Reading text
I think you linked the wrong article, since the one you linked is from 2011 and mostly suggests withdrawal rates higher than 4%.

I saw the article I think you were referring to, and its link is below.

http://www.fa-mag.com/news/why-4--could-fail-22881.html?section=47

In response to your question, I think you correctly point out that the inclusion of management fees is kind of silly.  Since each person's management fees may vary, I would say that rather than trying to include an "average" it's better if people just lump their management fees in as an expense so if you have 2% fees you can only withdraw 2% while if you are fully in VTSAX, you can withdraw 3.95%.  I also don't think the arguments about current market conditions are very good.  They make arguments for why returns in the immediate future may not be good, but the whole point of using Monte Carlo analysis and such is that we don't know what is coming in the future.  The 4% rule works for the worst retirement dates in US history, so the only way it doesn't work for current retirees is if this year is a worse year to retire than the worst in US history.  That is possible of course, but they certainly don't prove it (or even really try to argue it).

Data lines
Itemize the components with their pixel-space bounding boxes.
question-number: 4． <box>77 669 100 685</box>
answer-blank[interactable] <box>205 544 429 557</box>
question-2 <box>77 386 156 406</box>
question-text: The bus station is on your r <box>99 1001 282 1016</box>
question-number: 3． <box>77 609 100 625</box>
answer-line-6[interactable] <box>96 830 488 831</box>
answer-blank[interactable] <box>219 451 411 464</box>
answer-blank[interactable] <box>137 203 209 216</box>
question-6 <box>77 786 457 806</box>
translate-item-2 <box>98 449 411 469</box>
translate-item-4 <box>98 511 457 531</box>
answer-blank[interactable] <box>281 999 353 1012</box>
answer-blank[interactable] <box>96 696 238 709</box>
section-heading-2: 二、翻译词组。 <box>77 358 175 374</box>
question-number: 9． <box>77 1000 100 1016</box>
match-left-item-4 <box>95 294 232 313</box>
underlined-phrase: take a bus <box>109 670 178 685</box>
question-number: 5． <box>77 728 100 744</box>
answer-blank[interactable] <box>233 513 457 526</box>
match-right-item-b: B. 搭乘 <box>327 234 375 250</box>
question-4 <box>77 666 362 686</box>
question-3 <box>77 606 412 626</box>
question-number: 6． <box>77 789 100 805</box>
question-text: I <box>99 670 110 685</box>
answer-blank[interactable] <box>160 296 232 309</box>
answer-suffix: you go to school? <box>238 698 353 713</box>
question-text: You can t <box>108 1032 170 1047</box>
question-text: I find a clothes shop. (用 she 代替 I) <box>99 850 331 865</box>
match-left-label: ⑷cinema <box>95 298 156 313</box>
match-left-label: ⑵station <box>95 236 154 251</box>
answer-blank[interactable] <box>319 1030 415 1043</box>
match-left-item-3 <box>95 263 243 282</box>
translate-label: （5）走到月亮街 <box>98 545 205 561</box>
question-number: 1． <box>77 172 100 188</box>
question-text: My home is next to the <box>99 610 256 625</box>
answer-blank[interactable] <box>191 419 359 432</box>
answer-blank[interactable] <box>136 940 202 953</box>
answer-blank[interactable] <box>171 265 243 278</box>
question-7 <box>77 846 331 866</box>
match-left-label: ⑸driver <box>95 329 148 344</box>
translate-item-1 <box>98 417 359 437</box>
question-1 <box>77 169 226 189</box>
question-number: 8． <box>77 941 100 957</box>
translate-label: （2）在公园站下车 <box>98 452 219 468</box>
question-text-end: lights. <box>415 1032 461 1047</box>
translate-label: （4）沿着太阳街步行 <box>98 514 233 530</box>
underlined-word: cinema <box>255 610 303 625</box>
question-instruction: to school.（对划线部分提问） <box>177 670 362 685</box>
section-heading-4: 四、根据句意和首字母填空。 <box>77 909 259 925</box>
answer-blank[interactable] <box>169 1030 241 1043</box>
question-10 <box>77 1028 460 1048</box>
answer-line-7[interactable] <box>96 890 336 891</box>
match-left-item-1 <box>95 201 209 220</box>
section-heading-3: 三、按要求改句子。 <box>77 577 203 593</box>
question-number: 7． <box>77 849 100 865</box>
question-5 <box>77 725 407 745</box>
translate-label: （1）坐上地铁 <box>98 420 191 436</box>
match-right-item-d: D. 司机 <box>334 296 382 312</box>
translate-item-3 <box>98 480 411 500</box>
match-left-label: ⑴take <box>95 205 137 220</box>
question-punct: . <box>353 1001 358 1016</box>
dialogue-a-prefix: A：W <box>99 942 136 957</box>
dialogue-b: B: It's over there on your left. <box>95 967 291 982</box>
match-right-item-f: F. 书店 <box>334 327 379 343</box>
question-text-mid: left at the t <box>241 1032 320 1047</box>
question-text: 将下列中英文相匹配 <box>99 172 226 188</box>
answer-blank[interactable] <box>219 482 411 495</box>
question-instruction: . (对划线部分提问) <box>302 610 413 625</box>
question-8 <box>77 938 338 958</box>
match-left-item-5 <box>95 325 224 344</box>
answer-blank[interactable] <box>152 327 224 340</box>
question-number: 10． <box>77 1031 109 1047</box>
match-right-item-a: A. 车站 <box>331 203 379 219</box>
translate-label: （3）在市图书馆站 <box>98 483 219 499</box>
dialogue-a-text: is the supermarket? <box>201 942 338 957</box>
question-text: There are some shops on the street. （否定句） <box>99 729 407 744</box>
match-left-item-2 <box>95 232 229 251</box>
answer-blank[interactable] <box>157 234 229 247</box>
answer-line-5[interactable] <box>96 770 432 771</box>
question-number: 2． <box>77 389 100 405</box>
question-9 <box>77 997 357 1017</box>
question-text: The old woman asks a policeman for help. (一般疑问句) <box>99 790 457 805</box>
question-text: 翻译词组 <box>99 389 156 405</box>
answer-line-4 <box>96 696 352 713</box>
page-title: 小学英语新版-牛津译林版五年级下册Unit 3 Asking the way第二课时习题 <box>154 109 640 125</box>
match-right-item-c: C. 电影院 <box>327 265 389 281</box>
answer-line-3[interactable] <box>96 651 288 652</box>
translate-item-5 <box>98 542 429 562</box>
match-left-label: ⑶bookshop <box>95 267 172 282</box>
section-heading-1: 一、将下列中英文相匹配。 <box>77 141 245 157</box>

Stated task 1
In the withdrawal-rate post, what withdrawal rate is given for someone who is fully in VTSAX?
Stated task 2
Reproduce everything in the withdrawal-rate post from "I think you linked" down to "link is below.".

Correct answer 1
3.95%

Correct answer 2
I think you linked the wrong article, since the one you linked is from 2011 and mostly suggests withdrawal rates higher than 4%.

I saw the article I think you were referring to, and its link is below.